### Objective
Each entry must be reproduced precisely as it stands.

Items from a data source

►

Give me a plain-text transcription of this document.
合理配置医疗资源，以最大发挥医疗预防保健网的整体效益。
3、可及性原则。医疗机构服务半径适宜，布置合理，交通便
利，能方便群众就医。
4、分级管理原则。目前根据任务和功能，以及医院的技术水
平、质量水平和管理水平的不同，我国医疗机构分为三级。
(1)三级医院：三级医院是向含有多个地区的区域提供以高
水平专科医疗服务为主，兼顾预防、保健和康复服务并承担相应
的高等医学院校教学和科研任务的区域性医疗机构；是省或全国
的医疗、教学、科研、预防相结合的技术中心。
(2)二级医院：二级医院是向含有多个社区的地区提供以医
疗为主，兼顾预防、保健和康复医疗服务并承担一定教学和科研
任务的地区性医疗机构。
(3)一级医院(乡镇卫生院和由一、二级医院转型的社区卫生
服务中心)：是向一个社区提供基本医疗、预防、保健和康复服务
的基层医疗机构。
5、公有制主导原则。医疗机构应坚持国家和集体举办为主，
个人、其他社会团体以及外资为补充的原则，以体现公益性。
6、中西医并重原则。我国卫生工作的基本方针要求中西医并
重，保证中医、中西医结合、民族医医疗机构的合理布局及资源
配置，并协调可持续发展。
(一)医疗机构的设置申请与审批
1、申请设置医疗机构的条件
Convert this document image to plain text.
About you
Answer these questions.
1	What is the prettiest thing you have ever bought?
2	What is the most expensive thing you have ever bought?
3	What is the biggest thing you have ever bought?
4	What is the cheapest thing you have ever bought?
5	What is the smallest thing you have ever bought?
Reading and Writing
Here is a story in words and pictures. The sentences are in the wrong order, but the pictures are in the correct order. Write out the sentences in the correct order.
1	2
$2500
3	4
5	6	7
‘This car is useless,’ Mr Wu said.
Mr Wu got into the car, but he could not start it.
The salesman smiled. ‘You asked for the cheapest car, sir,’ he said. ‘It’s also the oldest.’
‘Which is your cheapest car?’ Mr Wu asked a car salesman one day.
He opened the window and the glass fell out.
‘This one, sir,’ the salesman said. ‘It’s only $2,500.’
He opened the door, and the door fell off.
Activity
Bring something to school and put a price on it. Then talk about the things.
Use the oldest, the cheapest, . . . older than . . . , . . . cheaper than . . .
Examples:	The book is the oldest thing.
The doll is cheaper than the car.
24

◄

### Result of this exercise
Give me a plain-text transcription of this document.
合理配置医疗资源，以最大发挥医疗预防保健网的整体效益。
3、可及性原则。医疗机构服务半径适宜，布置合理，交通便
利，能方便群众就医。
4、分级管理原则。目前根据任务和功能，以及医院的技术水
平、质量水平和管理水平的不同，我国医疗机构分为三级。
(1)三级医院：三级医院是向含有多个地区的区域提供以高
水平专科医疗服务为主，兼顾预防、保健和康复服务并承担相应
的高等医学院校教学和科研任务的区域性医疗机构；是省或全国
的医疗、教学、科研、预防相结合的技术中心。
(2)二级医院：二级医院是向含有多个社区的地区提供以医
疗为主，兼顾预防、保健和康复医疗服务并承担一定教学和科研
任务的地区性医疗机构。
(3)一级医院(乡镇卫生院和由一、二级医院转型的社区卫生
服务中心)：是向一个社区提供基本医疗、预防、保健和康复服务
的基层医疗机构。
5、公有制主导原则。医疗机构应坚持国家和集体举办为主，
个人、其他社会团体以及外资为补充的原则，以体现公益性。
6、中西医并重原则。我国卫生工作的基本方针要求中西医并
重，保证中医、中西医结合、民族医医疗机构的合理布局及资源
配置，并协调可持续发展。
(一)医疗机构的设置申请与审批
1、申请设置医疗机构的条件
Convert this document image to plain text.
About you
Answer these questions.
1	What is the prettiest thing you have ever bought?
2	What is the most expensive thing you have ever bought?
3	What is the biggest thing you have ever bought?
4	What is the cheapest thing you have ever bought?
5	What is the smallest thing you have ever bought?
Reading and Writing
Here is a story in words and pictures. The sentences are in the wrong order, but the pictures are in the correct order. Write out the sentences in the correct order.
1	2
$2500
3	4
5	6	7
‘This car is useless,’ Mr Wu said.
Mr Wu got into the car, but he could not start it.
The salesman smiled. ‘You asked for the cheapest car, sir,’ he said. ‘It’s also the oldest.’
‘Which is your cheapest car?’ Mr Wu asked a car salesman one day.
He opened the window and the glass fell out.
‘This one, sir,’ the salesman said. ‘It’s only $2,500.’
He opened the door, and the door fell off.
Activity
Bring something to school and put a price on it. Then talk about the things.
Use the oldest, the cheapest, . . . older than . . . , . . . cheaper than . . .
Examples:	The book is the oldest thing.
The doll is cheaper than the car.
24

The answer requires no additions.